[Items from a figure collection]
:::::
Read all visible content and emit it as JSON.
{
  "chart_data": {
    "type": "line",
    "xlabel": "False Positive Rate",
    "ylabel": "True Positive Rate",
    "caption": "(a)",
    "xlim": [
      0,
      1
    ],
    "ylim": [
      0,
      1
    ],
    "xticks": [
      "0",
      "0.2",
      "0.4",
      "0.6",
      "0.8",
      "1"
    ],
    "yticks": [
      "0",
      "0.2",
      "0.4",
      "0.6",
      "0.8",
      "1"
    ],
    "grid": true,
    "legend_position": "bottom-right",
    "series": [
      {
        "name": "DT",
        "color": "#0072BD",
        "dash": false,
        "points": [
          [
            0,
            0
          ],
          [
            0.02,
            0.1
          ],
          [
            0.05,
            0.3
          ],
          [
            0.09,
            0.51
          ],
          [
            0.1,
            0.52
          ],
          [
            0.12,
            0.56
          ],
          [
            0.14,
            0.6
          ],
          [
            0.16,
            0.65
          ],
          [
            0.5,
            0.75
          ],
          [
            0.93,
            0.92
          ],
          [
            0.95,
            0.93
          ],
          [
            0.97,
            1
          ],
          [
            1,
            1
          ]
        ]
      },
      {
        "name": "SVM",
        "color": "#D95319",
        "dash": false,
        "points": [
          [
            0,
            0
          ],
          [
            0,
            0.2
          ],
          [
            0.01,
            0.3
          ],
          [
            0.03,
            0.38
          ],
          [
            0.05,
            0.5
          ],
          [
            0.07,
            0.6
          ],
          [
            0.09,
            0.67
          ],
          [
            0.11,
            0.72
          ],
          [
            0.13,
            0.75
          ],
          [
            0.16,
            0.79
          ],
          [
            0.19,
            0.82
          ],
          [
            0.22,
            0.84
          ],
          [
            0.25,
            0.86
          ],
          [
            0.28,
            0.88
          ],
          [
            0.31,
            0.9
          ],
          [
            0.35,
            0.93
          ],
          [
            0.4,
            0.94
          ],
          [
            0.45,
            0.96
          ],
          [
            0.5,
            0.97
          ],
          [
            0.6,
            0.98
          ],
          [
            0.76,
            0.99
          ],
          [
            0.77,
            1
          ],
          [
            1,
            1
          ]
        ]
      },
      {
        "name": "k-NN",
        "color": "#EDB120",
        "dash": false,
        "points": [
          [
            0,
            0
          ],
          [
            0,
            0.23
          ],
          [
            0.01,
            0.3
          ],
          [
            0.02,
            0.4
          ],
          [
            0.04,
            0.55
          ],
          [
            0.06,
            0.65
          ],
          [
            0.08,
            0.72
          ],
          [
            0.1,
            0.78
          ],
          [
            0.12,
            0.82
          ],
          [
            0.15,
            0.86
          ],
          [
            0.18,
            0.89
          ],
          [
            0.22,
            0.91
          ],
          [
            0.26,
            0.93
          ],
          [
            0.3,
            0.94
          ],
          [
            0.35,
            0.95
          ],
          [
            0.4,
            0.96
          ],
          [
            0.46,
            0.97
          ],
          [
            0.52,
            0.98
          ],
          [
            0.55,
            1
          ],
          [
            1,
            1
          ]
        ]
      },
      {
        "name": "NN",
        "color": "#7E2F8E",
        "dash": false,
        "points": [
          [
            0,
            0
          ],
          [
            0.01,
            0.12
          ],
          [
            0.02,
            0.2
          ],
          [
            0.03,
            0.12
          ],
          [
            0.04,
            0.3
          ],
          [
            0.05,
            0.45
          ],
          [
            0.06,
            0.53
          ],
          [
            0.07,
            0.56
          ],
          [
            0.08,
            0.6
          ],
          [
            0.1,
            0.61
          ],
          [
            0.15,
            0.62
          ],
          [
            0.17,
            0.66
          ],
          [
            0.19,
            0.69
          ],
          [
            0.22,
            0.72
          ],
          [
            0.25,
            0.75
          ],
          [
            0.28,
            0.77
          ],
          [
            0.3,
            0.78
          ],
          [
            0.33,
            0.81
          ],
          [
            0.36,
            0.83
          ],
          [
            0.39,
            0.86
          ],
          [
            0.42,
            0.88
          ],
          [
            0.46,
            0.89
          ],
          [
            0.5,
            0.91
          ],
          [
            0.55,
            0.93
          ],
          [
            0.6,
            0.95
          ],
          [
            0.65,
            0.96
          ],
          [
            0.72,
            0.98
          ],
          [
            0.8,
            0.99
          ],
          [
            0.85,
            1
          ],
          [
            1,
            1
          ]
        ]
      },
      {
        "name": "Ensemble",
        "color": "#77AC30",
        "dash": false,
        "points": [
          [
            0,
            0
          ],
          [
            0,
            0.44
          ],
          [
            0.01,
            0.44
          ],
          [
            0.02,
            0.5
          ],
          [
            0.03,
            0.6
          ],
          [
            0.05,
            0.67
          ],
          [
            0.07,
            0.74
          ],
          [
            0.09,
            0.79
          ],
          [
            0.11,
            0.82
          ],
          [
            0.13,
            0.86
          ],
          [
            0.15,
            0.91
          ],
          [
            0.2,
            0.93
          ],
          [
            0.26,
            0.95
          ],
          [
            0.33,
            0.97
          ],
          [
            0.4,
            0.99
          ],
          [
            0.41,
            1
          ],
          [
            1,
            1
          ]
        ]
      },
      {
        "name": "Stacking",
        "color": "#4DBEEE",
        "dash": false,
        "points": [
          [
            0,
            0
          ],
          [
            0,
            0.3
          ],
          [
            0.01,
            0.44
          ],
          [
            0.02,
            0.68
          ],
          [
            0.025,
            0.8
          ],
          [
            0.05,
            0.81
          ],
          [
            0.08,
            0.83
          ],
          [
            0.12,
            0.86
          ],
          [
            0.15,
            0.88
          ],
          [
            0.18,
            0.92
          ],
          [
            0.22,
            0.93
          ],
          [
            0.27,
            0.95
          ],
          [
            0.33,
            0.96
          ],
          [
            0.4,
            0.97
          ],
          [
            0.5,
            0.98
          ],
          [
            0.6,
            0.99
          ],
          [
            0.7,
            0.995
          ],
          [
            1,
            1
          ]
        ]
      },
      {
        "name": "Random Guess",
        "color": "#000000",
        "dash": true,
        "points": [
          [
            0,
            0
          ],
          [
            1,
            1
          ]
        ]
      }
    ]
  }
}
:::::
TO BE DONE – Give only the number of lines in the preceding material that contain the string "Rate".

SOLUTION – 2